**EXERCISE GOAL:** The material below should be written out in full and exactly; pictures stay out of the copy.

**EXERCISE INPUT:**
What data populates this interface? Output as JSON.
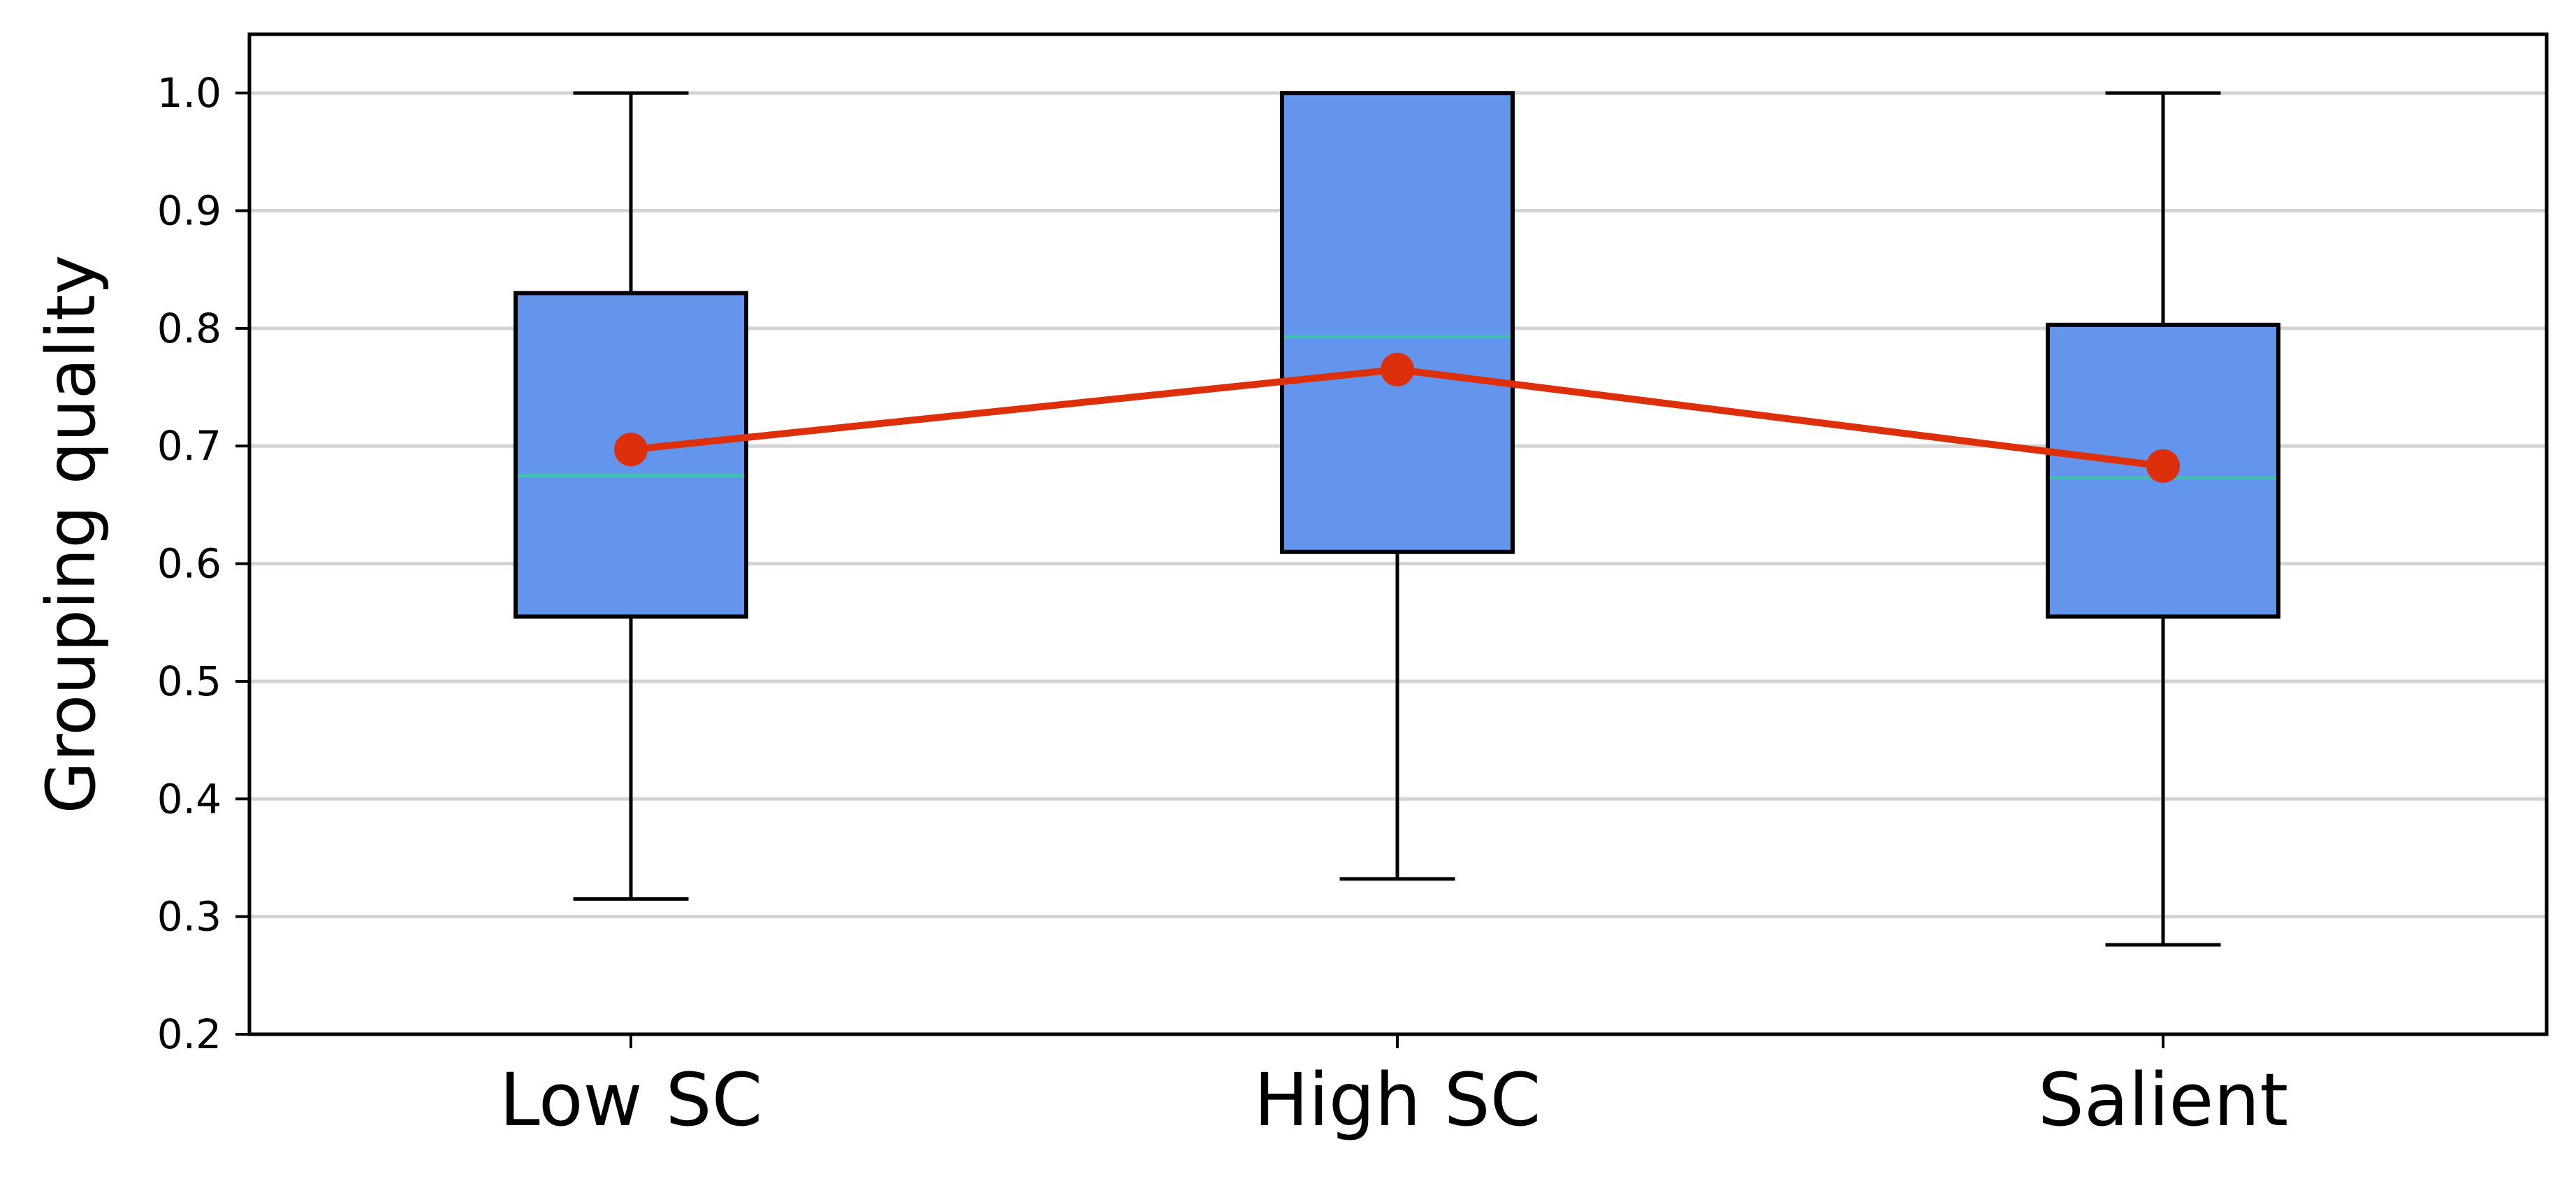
{
  "chart_data": {
    "type": "box",
    "title": "",
    "xlabel": "",
    "ylabel": "Grouping quality",
    "ylim": [
      0.2,
      1.05
    ],
    "yticks": [
      0.2,
      0.3,
      0.4,
      0.5,
      0.6,
      0.7,
      0.8,
      0.9,
      1.0
    ],
    "ytick_labels": [
      "0.2",
      "0.3",
      "0.4",
      "0.5",
      "0.6",
      "0.7",
      "0.8",
      "0.9",
      "1.0"
    ],
    "grid": "horizontal",
    "legend": "none",
    "categories": [
      "Low SC",
      "High SC",
      "Salient"
    ],
    "boxes": [
      {
        "whisker_low": 0.315,
        "q1": 0.555,
        "median": 0.675,
        "q3": 0.83,
        "whisker_high": 1.0
      },
      {
        "whisker_low": 0.332,
        "q1": 0.61,
        "median": 0.793,
        "q3": 1.0,
        "whisker_high": 1.0
      },
      {
        "whisker_low": 0.276,
        "q1": 0.555,
        "median": 0.673,
        "q3": 0.803,
        "whisker_high": 1.0
      }
    ],
    "means": [
      0.697,
      0.765,
      0.683
    ],
    "colors": {
      "box_fill": "#6495ED",
      "box_edge": "#000000",
      "median": "#40C0B0",
      "mean_line": "#DC2F0A",
      "grid": "#D3D3D3"
    }
  }
}
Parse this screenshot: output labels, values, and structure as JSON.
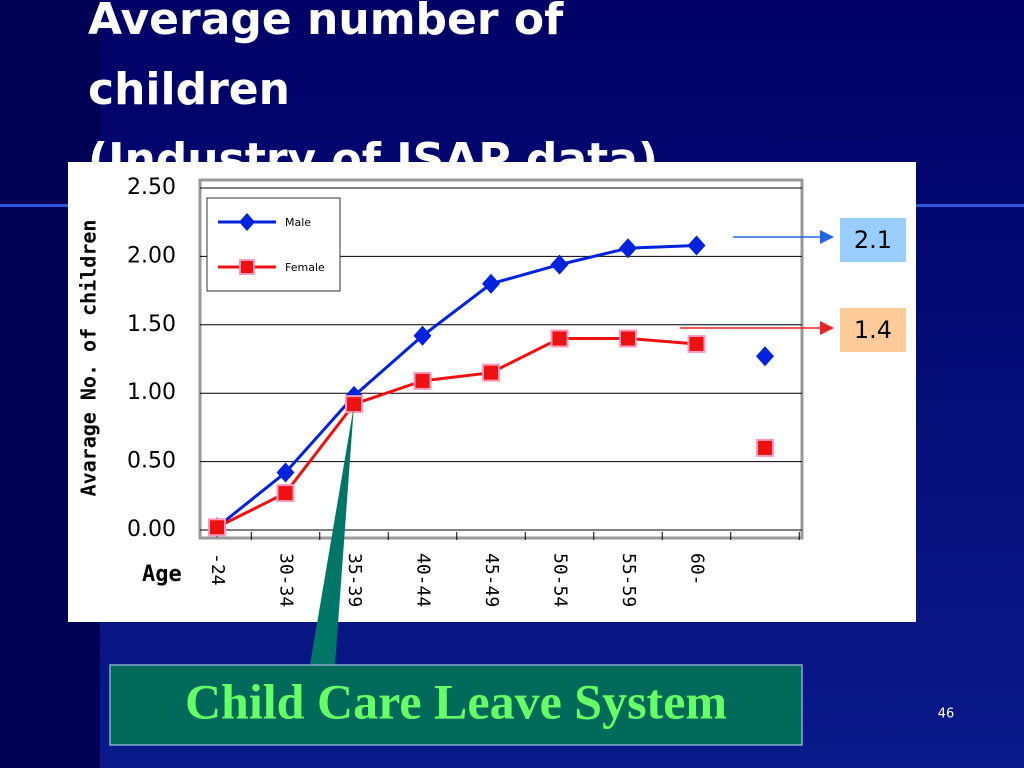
{
  "title_lines": [
    "Average number of",
    "children",
    "(Industry of JSAP data)"
  ],
  "chart_data": {
    "type": "line",
    "ylabel": "Avarage No. of children",
    "xlabel": "Age",
    "categories": [
      "-24",
      "30-34",
      "35-39",
      "40-44",
      "45-49",
      "50-54",
      "55-59",
      "60-",
      null
    ],
    "series": [
      {
        "name": "Male",
        "color": "#0022dd",
        "marker": "diamond",
        "values": [
          0.02,
          0.42,
          0.98,
          1.42,
          1.8,
          1.94,
          2.06,
          2.08,
          1.27
        ]
      },
      {
        "name": "Female",
        "color": "#ee1111",
        "marker": "square",
        "values": [
          0.02,
          0.27,
          0.92,
          1.09,
          1.15,
          1.4,
          1.4,
          1.36,
          0.6
        ]
      }
    ],
    "ylim": [
      0,
      2.5
    ],
    "yticks": [
      {
        "value": 0,
        "label": "0.00"
      },
      {
        "value": 0.5,
        "label": "0.50"
      },
      {
        "value": 1,
        "label": "1.00"
      },
      {
        "value": 1.5,
        "label": "1.50"
      },
      {
        "value": 2,
        "label": "2.00"
      },
      {
        "value": 2.5,
        "label": "2.50"
      }
    ],
    "grid": true,
    "legend": "top-left"
  },
  "annotations": {
    "male_value": "2.1",
    "female_value": "1.4",
    "callout": "Child Care Leave System"
  },
  "page_number": "46"
}
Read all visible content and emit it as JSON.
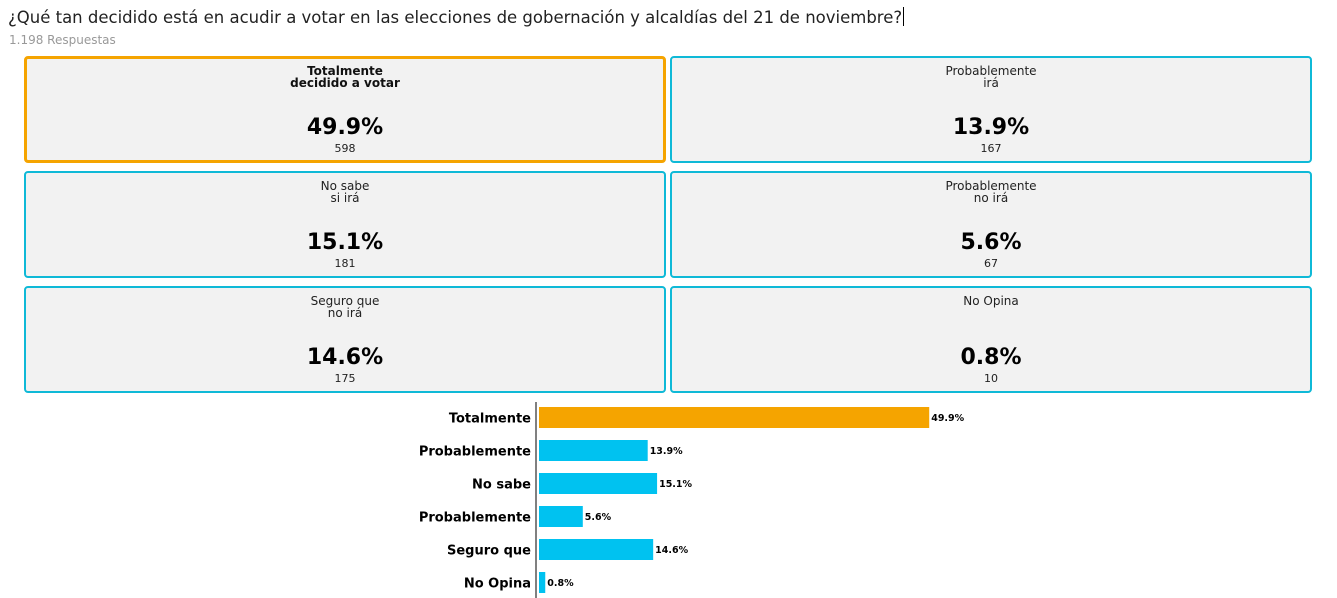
{
  "question": "¿Qué tan decidido está en acudir a votar en las elecciones de gobernación y alcaldías del 21 de noviembre?",
  "responses": "1.198 Respuestas",
  "options": [
    {
      "label_lines": [
        "Totalmente",
        "decidido a votar"
      ],
      "percent": "49.9%",
      "count": "598",
      "selected": true
    },
    {
      "label_lines": [
        "Probablemente",
        "irá"
      ],
      "percent": "13.9%",
      "count": "167",
      "selected": false
    },
    {
      "label_lines": [
        "No sabe",
        "si irá"
      ],
      "percent": "15.1%",
      "count": "181",
      "selected": false
    },
    {
      "label_lines": [
        "Probablemente",
        "no irá"
      ],
      "percent": "5.6%",
      "count": "67",
      "selected": false
    },
    {
      "label_lines": [
        "Seguro que",
        "no irá"
      ],
      "percent": "14.6%",
      "count": "175",
      "selected": false
    },
    {
      "label_lines": [
        "No Opina"
      ],
      "percent": "0.8%",
      "count": "10",
      "selected": false
    }
  ],
  "colors": {
    "highlight": "#f5a400",
    "bar": "#00c2f0",
    "card_border": "#0fb9d7",
    "card_bg": "#f2f2f2"
  },
  "chart_data": {
    "type": "bar",
    "orientation": "horizontal",
    "categories": [
      "Totalmente",
      "Probablemente",
      "No sabe",
      "Probablemente",
      "Seguro que",
      "No Opina"
    ],
    "values": [
      49.9,
      13.9,
      15.1,
      5.6,
      14.6,
      0.8
    ],
    "value_labels": [
      "49.9%",
      "13.9%",
      "15.1%",
      "5.6%",
      "14.6%",
      "0.8%"
    ],
    "highlight_index": 0,
    "xlim": [
      0,
      100
    ],
    "title": "",
    "xlabel": "",
    "ylabel": "",
    "grid": false,
    "legend": "none"
  }
}
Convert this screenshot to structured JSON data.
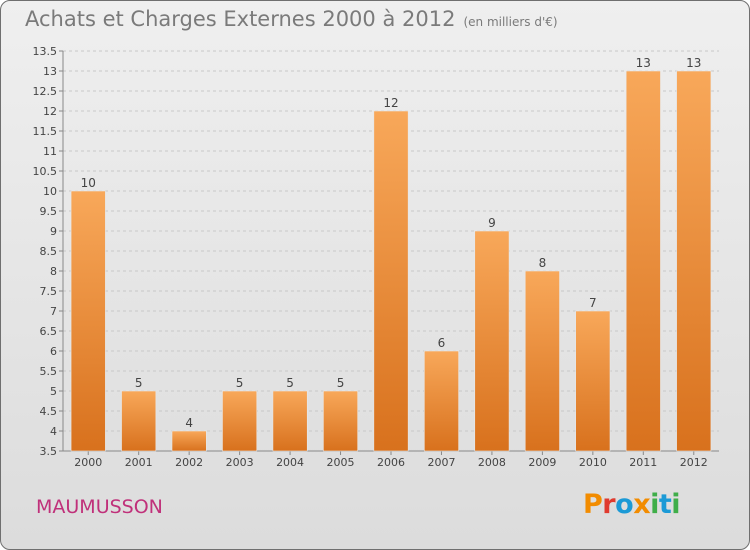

**SOLUTION TO THIS PROBLEM:**
What data populates this interface? Output as JSON.
{
  "chart_data": {
    "type": "box",
    "title": "",
    "xlabel": "",
    "ylabel": "Grouping quality",
    "ylim": [
      0.2,
      1.05
    ],
    "yticks": [
      0.2,
      0.3,
      0.4,
      0.5,
      0.6,
      0.7,
      0.8,
      0.9,
      1.0
    ],
    "ytick_labels": [
      "0.2",
      "0.3",
      "0.4",
      "0.5",
      "0.6",
      "0.7",
      "0.8",
      "0.9",
      "1.0"
    ],
    "grid": "horizontal",
    "legend": "none",
    "categories": [
      "Low SC",
      "High SC",
      "Salient"
    ],
    "boxes": [
      {
        "whisker_low": 0.315,
        "q1": 0.555,
        "median": 0.675,
        "q3": 0.83,
        "whisker_high": 1.0
      },
      {
        "whisker_low": 0.332,
        "q1": 0.61,
        "median": 0.793,
        "q3": 1.0,
        "whisker_high": 1.0
      },
      {
        "whisker_low": 0.276,
        "q1": 0.555,
        "median": 0.673,
        "q3": 0.803,
        "whisker_high": 1.0
      }
    ],
    "means": [
      0.697,
      0.765,
      0.683
    ],
    "colors": {
      "box_fill": "#6495ED",
      "box_edge": "#000000",
      "median": "#40C0B0",
      "mean_line": "#DC2F0A",
      "grid": "#D3D3D3"
    }
  }
}
Parse this screenshot: output labels, values, and structure as JSON.
{
  "title_lines": [
    "Average number of",
    "children",
    "(Industry of JSAP data)"
  ],
  "chart_data": {
    "type": "line",
    "ylabel": "Avarage No. of children",
    "xlabel": "Age",
    "categories": [
      "-24",
      "30-34",
      "35-39",
      "40-44",
      "45-49",
      "50-54",
      "55-59",
      "60-",
      null
    ],
    "series": [
      {
        "name": "Male",
        "color": "#0022dd",
        "marker": "diamond",
        "values": [
          0.02,
          0.42,
          0.98,
          1.42,
          1.8,
          1.94,
          2.06,
          2.08,
          1.27
        ]
      },
      {
        "name": "Female",
        "color": "#ee1111",
        "marker": "square",
        "values": [
          0.02,
          0.27,
          0.92,
          1.09,
          1.15,
          1.4,
          1.4,
          1.36,
          0.6
        ]
      }
    ],
    "ylim": [
      0,
      2.5
    ],
    "yticks": [
      {
        "value": 0,
        "label": "0.00"
      },
      {
        "value": 0.5,
        "label": "0.50"
      },
      {
        "value": 1,
        "label": "1.00"
      },
      {
        "value": 1.5,
        "label": "1.50"
      },
      {
        "value": 2,
        "label": "2.00"
      },
      {
        "value": 2.5,
        "label": "2.50"
      }
    ],
    "grid": true,
    "legend": "top-left"
  },
  "annotations": {
    "male_value": "2.1",
    "female_value": "1.4",
    "callout": "Child Care Leave System"
  },
  "page_number": "46"
}
Read all visible content and emit it as JSON.
{
  "question": "¿Qué tan decidido está en acudir a votar en las elecciones de gobernación y alcaldías del 21 de noviembre?",
  "responses": "1.198 Respuestas",
  "options": [
    {
      "label_lines": [
        "Totalmente",
        "decidido a votar"
      ],
      "percent": "49.9%",
      "count": "598",
      "selected": true
    },
    {
      "label_lines": [
        "Probablemente",
        "irá"
      ],
      "percent": "13.9%",
      "count": "167",
      "selected": false
    },
    {
      "label_lines": [
        "No sabe",
        "si irá"
      ],
      "percent": "15.1%",
      "count": "181",
      "selected": false
    },
    {
      "label_lines": [
        "Probablemente",
        "no irá"
      ],
      "percent": "5.6%",
      "count": "67",
      "selected": false
    },
    {
      "label_lines": [
        "Seguro que",
        "no irá"
      ],
      "percent": "14.6%",
      "count": "175",
      "selected": false
    },
    {
      "label_lines": [
        "No Opina"
      ],
      "percent": "0.8%",
      "count": "10",
      "selected": false
    }
  ],
  "colors": {
    "highlight": "#f5a400",
    "bar": "#00c2f0",
    "card_border": "#0fb9d7",
    "card_bg": "#f2f2f2"
  },
  "chart_data": {
    "type": "bar",
    "orientation": "horizontal",
    "categories": [
      "Totalmente",
      "Probablemente",
      "No sabe",
      "Probablemente",
      "Seguro que",
      "No Opina"
    ],
    "values": [
      49.9,
      13.9,
      15.1,
      5.6,
      14.6,
      0.8
    ],
    "value_labels": [
      "49.9%",
      "13.9%",
      "15.1%",
      "5.6%",
      "14.6%",
      "0.8%"
    ],
    "highlight_index": 0,
    "xlim": [
      0,
      100
    ],
    "title": "",
    "xlabel": "",
    "ylabel": "",
    "grid": false,
    "legend": "none"
  }
}
Convert this screenshot to structured JSON data.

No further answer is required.